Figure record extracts
• • • • • • •
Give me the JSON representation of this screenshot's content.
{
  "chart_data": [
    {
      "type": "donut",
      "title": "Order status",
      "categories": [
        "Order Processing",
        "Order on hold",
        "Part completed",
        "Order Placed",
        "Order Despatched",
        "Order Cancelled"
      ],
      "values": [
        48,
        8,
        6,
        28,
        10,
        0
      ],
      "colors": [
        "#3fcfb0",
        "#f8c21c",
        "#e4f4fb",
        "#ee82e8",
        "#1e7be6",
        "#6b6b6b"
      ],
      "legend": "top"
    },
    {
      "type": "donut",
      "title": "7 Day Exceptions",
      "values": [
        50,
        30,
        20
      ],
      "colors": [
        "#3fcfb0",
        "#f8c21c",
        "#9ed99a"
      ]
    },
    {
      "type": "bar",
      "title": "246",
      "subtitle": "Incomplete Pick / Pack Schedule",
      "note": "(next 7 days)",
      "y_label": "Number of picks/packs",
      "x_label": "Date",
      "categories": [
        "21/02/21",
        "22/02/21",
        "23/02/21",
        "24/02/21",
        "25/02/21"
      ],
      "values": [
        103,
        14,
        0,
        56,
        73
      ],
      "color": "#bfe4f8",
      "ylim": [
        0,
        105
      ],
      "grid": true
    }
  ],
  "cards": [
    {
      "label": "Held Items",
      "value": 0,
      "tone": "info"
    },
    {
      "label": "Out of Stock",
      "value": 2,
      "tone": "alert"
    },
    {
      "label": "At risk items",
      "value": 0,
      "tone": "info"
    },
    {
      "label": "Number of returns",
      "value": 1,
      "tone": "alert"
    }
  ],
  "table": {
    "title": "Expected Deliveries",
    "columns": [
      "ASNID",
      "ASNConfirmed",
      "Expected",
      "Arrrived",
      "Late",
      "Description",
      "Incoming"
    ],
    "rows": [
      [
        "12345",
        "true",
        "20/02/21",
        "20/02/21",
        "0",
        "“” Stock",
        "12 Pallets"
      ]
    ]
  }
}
• • • • • • •
Extract the complete listing above, reproducing each line exactly.

#### SOLUTION
Give me the JSON representation of this screenshot's content.
{
  "chart_data": [
    {
      "type": "donut",
      "title": "Order status",
      "categories": [
        "Order Processing",
        "Order on hold",
        "Part completed",
        "Order Placed",
        "Order Despatched",
        "Order Cancelled"
      ],
      "values": [
        48,
        8,
        6,
        28,
        10,
        0
      ],
      "colors": [
        "#3fcfb0",
        "#f8c21c",
        "#e4f4fb",
        "#ee82e8",
        "#1e7be6",
        "#6b6b6b"
      ],
      "legend": "top"
    },
    {
      "type": "donut",
      "title": "7 Day Exceptions",
      "values": [
        50,
        30,
        20
      ],
      "colors": [
        "#3fcfb0",
        "#f8c21c",
        "#9ed99a"
      ]
    },
    {
      "type": "bar",
      "title": "246",
      "subtitle": "Incomplete Pick / Pack Schedule",
      "note": "(next 7 days)",
      "y_label": "Number of picks/packs",
      "x_label": "Date",
      "categories": [
        "21/02/21",
        "22/02/21",
        "23/02/21",
        "24/02/21",
        "25/02/21"
      ],
      "values": [
        103,
        14,
        0,
        56,
        73
      ],
      "color": "#bfe4f8",
      "ylim": [
        0,
        105
      ],
      "grid": true
    }
  ],
  "cards": [
    {
      "label": "Held Items",
      "value": 0,
      "tone": "info"
    },
    {
      "label": "Out of Stock",
      "value": 2,
      "tone": "alert"
    },
    {
      "label": "At risk items",
      "value": 0,
      "tone": "info"
    },
    {
      "label": "Number of returns",
      "value": 1,
      "tone": "alert"
    }
  ],
  "table": {
    "title": "Expected Deliveries",
    "columns": [
      "ASNID",
      "ASNConfirmed",
      "Expected",
      "Arrrived",
      "Late",
      "Description",
      "Incoming"
    ],
    "rows": [
      [
        "12345",
        "true",
        "20/02/21",
        "20/02/21",
        "0",
        "“” Stock",
        "12 Pallets"
      ]
    ]
  }
}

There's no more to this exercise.